··· Given information

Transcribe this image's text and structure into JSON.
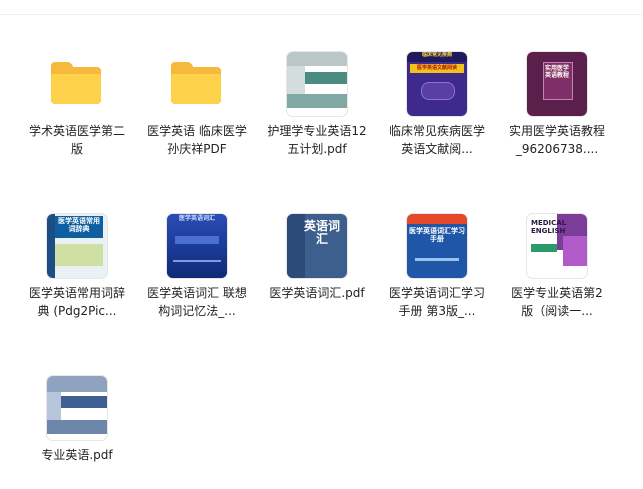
{
  "items": [
    {
      "name": "学术英语医学第二版",
      "kind": "folder-icon"
    },
    {
      "name": "医学英语 临床医学 孙庆祥PDF",
      "kind": "folder-icon"
    },
    {
      "name": "护理学专业英语12五计划.pdf",
      "kind": "book-cover-icon"
    },
    {
      "name": "临床常见疾病医学英语文献阅...",
      "kind": "book-cover-icon",
      "cover_title": "临床常见疾病",
      "cover_sub": "医学英语文献阅读"
    },
    {
      "name": "实用医学英语教程_96206738....",
      "kind": "book-cover-icon",
      "cover_title": "实用医学英语教程"
    },
    {
      "name": "医学英语常用词辞典 (Pdg2Pic...",
      "kind": "book-cover-icon",
      "cover_title": "医学英语常用词辞典"
    },
    {
      "name": "医学英语词汇 联想构词记忆法_...",
      "kind": "book-cover-icon",
      "cover_title": "医学英语词汇"
    },
    {
      "name": "医学英语词汇.pdf",
      "kind": "book-cover-icon",
      "cover_title": "英语词汇"
    },
    {
      "name": "医学英语词汇学习手册 第3版_...",
      "kind": "book-cover-icon",
      "cover_title": "医学英语词汇学习手册"
    },
    {
      "name": "医学专业英语第2版（阅读一...",
      "kind": "book-cover-icon",
      "cover_title": "MEDICAL ENGLISH"
    },
    {
      "name": "专业英语.pdf",
      "kind": "book-cover-icon"
    }
  ]
}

······

Requirements –
Quote the records above exactly, leaving out any pictures.

Result below –
Transcribe this image's text and structure into JSON.
{
  "items": [
    {
      "name": "学术英语医学第二版",
      "kind": "folder-icon"
    },
    {
      "name": "医学英语 临床医学 孙庆祥PDF",
      "kind": "folder-icon"
    },
    {
      "name": "护理学专业英语12五计划.pdf",
      "kind": "book-cover-icon"
    },
    {
      "name": "临床常见疾病医学英语文献阅...",
      "kind": "book-cover-icon",
      "cover_title": "临床常见疾病",
      "cover_sub": "医学英语文献阅读"
    },
    {
      "name": "实用医学英语教程_96206738....",
      "kind": "book-cover-icon",
      "cover_title": "实用医学英语教程"
    },
    {
      "name": "医学英语常用词辞典 (Pdg2Pic...",
      "kind": "book-cover-icon",
      "cover_title": "医学英语常用词辞典"
    },
    {
      "name": "医学英语词汇 联想构词记忆法_...",
      "kind": "book-cover-icon",
      "cover_title": "医学英语词汇"
    },
    {
      "name": "医学英语词汇.pdf",
      "kind": "book-cover-icon",
      "cover_title": "英语词汇"
    },
    {
      "name": "医学英语词汇学习手册 第3版_...",
      "kind": "book-cover-icon",
      "cover_title": "医学英语词汇学习手册"
    },
    {
      "name": "医学专业英语第2版（阅读一...",
      "kind": "book-cover-icon",
      "cover_title": "MEDICAL ENGLISH"
    },
    {
      "name": "专业英语.pdf",
      "kind": "book-cover-icon"
    }
  ]
}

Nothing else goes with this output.